▶ _Dataset records_:
_____
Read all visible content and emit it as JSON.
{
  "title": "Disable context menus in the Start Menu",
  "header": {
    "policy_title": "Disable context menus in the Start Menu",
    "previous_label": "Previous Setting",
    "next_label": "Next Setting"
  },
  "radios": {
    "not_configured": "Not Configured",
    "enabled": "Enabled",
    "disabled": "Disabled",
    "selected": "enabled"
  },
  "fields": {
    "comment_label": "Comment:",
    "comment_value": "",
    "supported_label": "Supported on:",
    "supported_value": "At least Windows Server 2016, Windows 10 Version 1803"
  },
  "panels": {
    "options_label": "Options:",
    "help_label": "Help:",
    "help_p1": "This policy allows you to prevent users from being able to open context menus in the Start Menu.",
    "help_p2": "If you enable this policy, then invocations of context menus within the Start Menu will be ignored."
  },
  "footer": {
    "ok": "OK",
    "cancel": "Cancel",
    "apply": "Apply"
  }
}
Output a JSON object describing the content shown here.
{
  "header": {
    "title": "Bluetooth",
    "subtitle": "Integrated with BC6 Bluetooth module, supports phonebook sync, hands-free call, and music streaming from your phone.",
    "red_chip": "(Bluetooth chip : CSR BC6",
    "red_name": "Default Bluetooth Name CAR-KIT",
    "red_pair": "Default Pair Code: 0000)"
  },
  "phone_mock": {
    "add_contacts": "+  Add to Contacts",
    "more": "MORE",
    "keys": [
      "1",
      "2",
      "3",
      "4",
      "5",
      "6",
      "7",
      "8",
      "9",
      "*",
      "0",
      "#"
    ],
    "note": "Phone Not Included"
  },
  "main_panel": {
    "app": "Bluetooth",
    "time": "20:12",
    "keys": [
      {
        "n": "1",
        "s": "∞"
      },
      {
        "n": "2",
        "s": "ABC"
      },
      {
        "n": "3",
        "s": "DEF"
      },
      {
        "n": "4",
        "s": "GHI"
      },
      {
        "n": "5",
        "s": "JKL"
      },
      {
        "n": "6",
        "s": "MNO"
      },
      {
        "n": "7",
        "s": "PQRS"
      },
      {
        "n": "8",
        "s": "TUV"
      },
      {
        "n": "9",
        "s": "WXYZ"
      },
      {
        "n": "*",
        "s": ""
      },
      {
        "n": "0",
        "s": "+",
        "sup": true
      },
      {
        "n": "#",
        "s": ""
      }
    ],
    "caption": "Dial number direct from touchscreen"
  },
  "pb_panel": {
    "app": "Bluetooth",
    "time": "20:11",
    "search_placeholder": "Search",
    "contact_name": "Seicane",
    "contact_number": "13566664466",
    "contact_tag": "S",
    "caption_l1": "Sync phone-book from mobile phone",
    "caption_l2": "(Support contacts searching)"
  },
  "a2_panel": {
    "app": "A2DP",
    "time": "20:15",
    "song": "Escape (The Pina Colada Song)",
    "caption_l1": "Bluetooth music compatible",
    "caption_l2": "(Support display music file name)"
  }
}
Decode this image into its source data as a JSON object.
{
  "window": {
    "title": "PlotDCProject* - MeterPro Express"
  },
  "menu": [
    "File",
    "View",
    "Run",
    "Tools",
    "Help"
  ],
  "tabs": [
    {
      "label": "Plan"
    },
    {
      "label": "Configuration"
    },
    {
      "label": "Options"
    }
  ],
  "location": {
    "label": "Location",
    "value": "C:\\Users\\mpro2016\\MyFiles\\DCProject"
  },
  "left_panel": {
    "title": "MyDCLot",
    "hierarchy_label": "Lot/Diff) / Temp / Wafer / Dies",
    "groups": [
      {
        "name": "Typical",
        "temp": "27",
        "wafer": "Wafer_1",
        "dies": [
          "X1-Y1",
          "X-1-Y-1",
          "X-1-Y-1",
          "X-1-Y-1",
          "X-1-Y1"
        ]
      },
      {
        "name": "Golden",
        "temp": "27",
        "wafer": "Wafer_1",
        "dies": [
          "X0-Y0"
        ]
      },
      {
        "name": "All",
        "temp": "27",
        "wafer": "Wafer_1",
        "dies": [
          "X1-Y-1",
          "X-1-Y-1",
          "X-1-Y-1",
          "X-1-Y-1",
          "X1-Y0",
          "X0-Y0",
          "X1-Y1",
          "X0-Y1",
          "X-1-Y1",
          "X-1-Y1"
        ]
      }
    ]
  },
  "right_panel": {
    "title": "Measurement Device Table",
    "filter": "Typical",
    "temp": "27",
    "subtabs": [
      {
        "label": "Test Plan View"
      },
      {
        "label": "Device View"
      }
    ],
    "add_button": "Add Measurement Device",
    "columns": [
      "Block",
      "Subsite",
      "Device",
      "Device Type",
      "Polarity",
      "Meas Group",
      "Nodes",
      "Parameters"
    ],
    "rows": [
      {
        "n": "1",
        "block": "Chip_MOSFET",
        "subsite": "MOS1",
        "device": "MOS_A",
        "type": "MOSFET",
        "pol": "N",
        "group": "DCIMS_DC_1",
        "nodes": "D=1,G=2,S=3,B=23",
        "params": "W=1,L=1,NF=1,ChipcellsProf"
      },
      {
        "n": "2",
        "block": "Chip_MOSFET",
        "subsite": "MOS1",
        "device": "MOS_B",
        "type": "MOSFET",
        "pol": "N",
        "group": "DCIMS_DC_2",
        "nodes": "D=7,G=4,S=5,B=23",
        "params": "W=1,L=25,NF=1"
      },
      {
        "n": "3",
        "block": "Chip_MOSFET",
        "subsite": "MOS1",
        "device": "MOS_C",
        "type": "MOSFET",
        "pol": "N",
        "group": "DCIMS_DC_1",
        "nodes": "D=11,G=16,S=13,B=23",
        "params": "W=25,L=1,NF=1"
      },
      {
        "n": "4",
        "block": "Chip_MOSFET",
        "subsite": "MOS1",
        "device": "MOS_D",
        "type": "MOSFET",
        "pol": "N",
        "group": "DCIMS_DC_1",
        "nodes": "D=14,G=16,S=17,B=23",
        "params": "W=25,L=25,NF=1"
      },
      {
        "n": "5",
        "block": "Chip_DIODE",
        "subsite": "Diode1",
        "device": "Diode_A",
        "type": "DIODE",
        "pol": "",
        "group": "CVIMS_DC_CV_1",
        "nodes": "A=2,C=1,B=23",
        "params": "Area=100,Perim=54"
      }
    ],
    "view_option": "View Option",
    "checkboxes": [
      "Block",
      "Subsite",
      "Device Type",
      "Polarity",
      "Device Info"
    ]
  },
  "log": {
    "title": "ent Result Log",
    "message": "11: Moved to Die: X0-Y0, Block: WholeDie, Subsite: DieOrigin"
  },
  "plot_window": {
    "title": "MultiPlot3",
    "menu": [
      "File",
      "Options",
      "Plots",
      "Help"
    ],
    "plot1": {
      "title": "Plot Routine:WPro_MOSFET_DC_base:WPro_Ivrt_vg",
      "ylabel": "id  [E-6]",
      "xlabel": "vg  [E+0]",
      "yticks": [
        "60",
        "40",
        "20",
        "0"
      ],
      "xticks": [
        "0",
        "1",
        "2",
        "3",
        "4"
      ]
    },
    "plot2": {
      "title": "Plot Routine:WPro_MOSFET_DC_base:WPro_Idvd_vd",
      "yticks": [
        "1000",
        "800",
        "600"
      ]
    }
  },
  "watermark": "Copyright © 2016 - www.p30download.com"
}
_____
Nothing may be left out: return each entry exactly as it reads.

▶ _Exercise answer_:
Read all visible content and emit it as JSON.
{
  "title": "Disable context menus in the Start Menu",
  "header": {
    "policy_title": "Disable context menus in the Start Menu",
    "previous_label": "Previous Setting",
    "next_label": "Next Setting"
  },
  "radios": {
    "not_configured": "Not Configured",
    "enabled": "Enabled",
    "disabled": "Disabled",
    "selected": "enabled"
  },
  "fields": {
    "comment_label": "Comment:",
    "comment_value": "",
    "supported_label": "Supported on:",
    "supported_value": "At least Windows Server 2016, Windows 10 Version 1803"
  },
  "panels": {
    "options_label": "Options:",
    "help_label": "Help:",
    "help_p1": "This policy allows you to prevent users from being able to open context menus in the Start Menu.",
    "help_p2": "If you enable this policy, then invocations of context menus within the Start Menu will be ignored."
  },
  "footer": {
    "ok": "OK",
    "cancel": "Cancel",
    "apply": "Apply"
  }
}
Output a JSON object describing the content shown here.
{
  "header": {
    "title": "Bluetooth",
    "subtitle": "Integrated with BC6 Bluetooth module, supports phonebook sync, hands-free call, and music streaming from your phone.",
    "red_chip": "(Bluetooth chip : CSR BC6",
    "red_name": "Default Bluetooth Name CAR-KIT",
    "red_pair": "Default Pair Code: 0000)"
  },
  "phone_mock": {
    "add_contacts": "+  Add to Contacts",
    "more": "MORE",
    "keys": [
      "1",
      "2",
      "3",
      "4",
      "5",
      "6",
      "7",
      "8",
      "9",
      "*",
      "0",
      "#"
    ],
    "note": "Phone Not Included"
  },
  "main_panel": {
    "app": "Bluetooth",
    "time": "20:12",
    "keys": [
      {
        "n": "1",
        "s": "∞"
      },
      {
        "n": "2",
        "s": "ABC"
      },
      {
        "n": "3",
        "s": "DEF"
      },
      {
        "n": "4",
        "s": "GHI"
      },
      {
        "n": "5",
        "s": "JKL"
      },
      {
        "n": "6",
        "s": "MNO"
      },
      {
        "n": "7",
        "s": "PQRS"
      },
      {
        "n": "8",
        "s": "TUV"
      },
      {
        "n": "9",
        "s": "WXYZ"
      },
      {
        "n": "*",
        "s": ""
      },
      {
        "n": "0",
        "s": "+",
        "sup": true
      },
      {
        "n": "#",
        "s": ""
      }
    ],
    "caption": "Dial number direct from touchscreen"
  },
  "pb_panel": {
    "app": "Bluetooth",
    "time": "20:11",
    "search_placeholder": "Search",
    "contact_name": "Seicane",
    "contact_number": "13566664466",
    "contact_tag": "S",
    "caption_l1": "Sync phone-book from mobile phone",
    "caption_l2": "(Support contacts searching)"
  },
  "a2_panel": {
    "app": "A2DP",
    "time": "20:15",
    "song": "Escape (The Pina Colada Song)",
    "caption_l1": "Bluetooth music compatible",
    "caption_l2": "(Support display music file name)"
  }
}
Decode this image into its source data as a JSON object.
{
  "window": {
    "title": "PlotDCProject* - MeterPro Express"
  },
  "menu": [
    "File",
    "View",
    "Run",
    "Tools",
    "Help"
  ],
  "tabs": [
    {
      "label": "Plan"
    },
    {
      "label": "Configuration"
    },
    {
      "label": "Options"
    }
  ],
  "location": {
    "label": "Location",
    "value": "C:\\Users\\mpro2016\\MyFiles\\DCProject"
  },
  "left_panel": {
    "title": "MyDCLot",
    "hierarchy_label": "Lot/Diff) / Temp / Wafer / Dies",
    "groups": [
      {
        "name": "Typical",
        "temp": "27",
        "wafer": "Wafer_1",
        "dies": [
          "X1-Y1",
          "X-1-Y-1",
          "X-1-Y-1",
          "X-1-Y-1",
          "X-1-Y1"
        ]
      },
      {
        "name": "Golden",
        "temp": "27",
        "wafer": "Wafer_1",
        "dies": [
          "X0-Y0"
        ]
      },
      {
        "name": "All",
        "temp": "27",
        "wafer": "Wafer_1",
        "dies": [
          "X1-Y-1",
          "X-1-Y-1",
          "X-1-Y-1",
          "X-1-Y-1",
          "X1-Y0",
          "X0-Y0",
          "X1-Y1",
          "X0-Y1",
          "X-1-Y1",
          "X-1-Y1"
        ]
      }
    ]
  },
  "right_panel": {
    "title": "Measurement Device Table",
    "filter": "Typical",
    "temp": "27",
    "subtabs": [
      {
        "label": "Test Plan View"
      },
      {
        "label": "Device View"
      }
    ],
    "add_button": "Add Measurement Device",
    "columns": [
      "Block",
      "Subsite",
      "Device",
      "Device Type",
      "Polarity",
      "Meas Group",
      "Nodes",
      "Parameters"
    ],
    "rows": [
      {
        "n": "1",
        "block": "Chip_MOSFET",
        "subsite": "MOS1",
        "device": "MOS_A",
        "type": "MOSFET",
        "pol": "N",
        "group": "DCIMS_DC_1",
        "nodes": "D=1,G=2,S=3,B=23",
        "params": "W=1,L=1,NF=1,ChipcellsProf"
      },
      {
        "n": "2",
        "block": "Chip_MOSFET",
        "subsite": "MOS1",
        "device": "MOS_B",
        "type": "MOSFET",
        "pol": "N",
        "group": "DCIMS_DC_2",
        "nodes": "D=7,G=4,S=5,B=23",
        "params": "W=1,L=25,NF=1"
      },
      {
        "n": "3",
        "block": "Chip_MOSFET",
        "subsite": "MOS1",
        "device": "MOS_C",
        "type": "MOSFET",
        "pol": "N",
        "group": "DCIMS_DC_1",
        "nodes": "D=11,G=16,S=13,B=23",
        "params": "W=25,L=1,NF=1"
      },
      {
        "n": "4",
        "block": "Chip_MOSFET",
        "subsite": "MOS1",
        "device": "MOS_D",
        "type": "MOSFET",
        "pol": "N",
        "group": "DCIMS_DC_1",
        "nodes": "D=14,G=16,S=17,B=23",
        "params": "W=25,L=25,NF=1"
      },
      {
        "n": "5",
        "block": "Chip_DIODE",
        "subsite": "Diode1",
        "device": "Diode_A",
        "type": "DIODE",
        "pol": "",
        "group": "CVIMS_DC_CV_1",
        "nodes": "A=2,C=1,B=23",
        "params": "Area=100,Perim=54"
      }
    ],
    "view_option": "View Option",
    "checkboxes": [
      "Block",
      "Subsite",
      "Device Type",
      "Polarity",
      "Device Info"
    ]
  },
  "log": {
    "title": "ent Result Log",
    "message": "11: Moved to Die: X0-Y0, Block: WholeDie, Subsite: DieOrigin"
  },
  "plot_window": {
    "title": "MultiPlot3",
    "menu": [
      "File",
      "Options",
      "Plots",
      "Help"
    ],
    "plot1": {
      "title": "Plot Routine:WPro_MOSFET_DC_base:WPro_Ivrt_vg",
      "ylabel": "id  [E-6]",
      "xlabel": "vg  [E+0]",
      "yticks": [
        "60",
        "40",
        "20",
        "0"
      ],
      "xticks": [
        "0",
        "1",
        "2",
        "3",
        "4"
      ]
    },
    "plot2": {
      "title": "Plot Routine:WPro_MOSFET_DC_base:WPro_Idvd_vd",
      "yticks": [
        "1000",
        "800",
        "600"
      ]
    }
  },
  "watermark": "Copyright © 2016 - www.p30download.com"
}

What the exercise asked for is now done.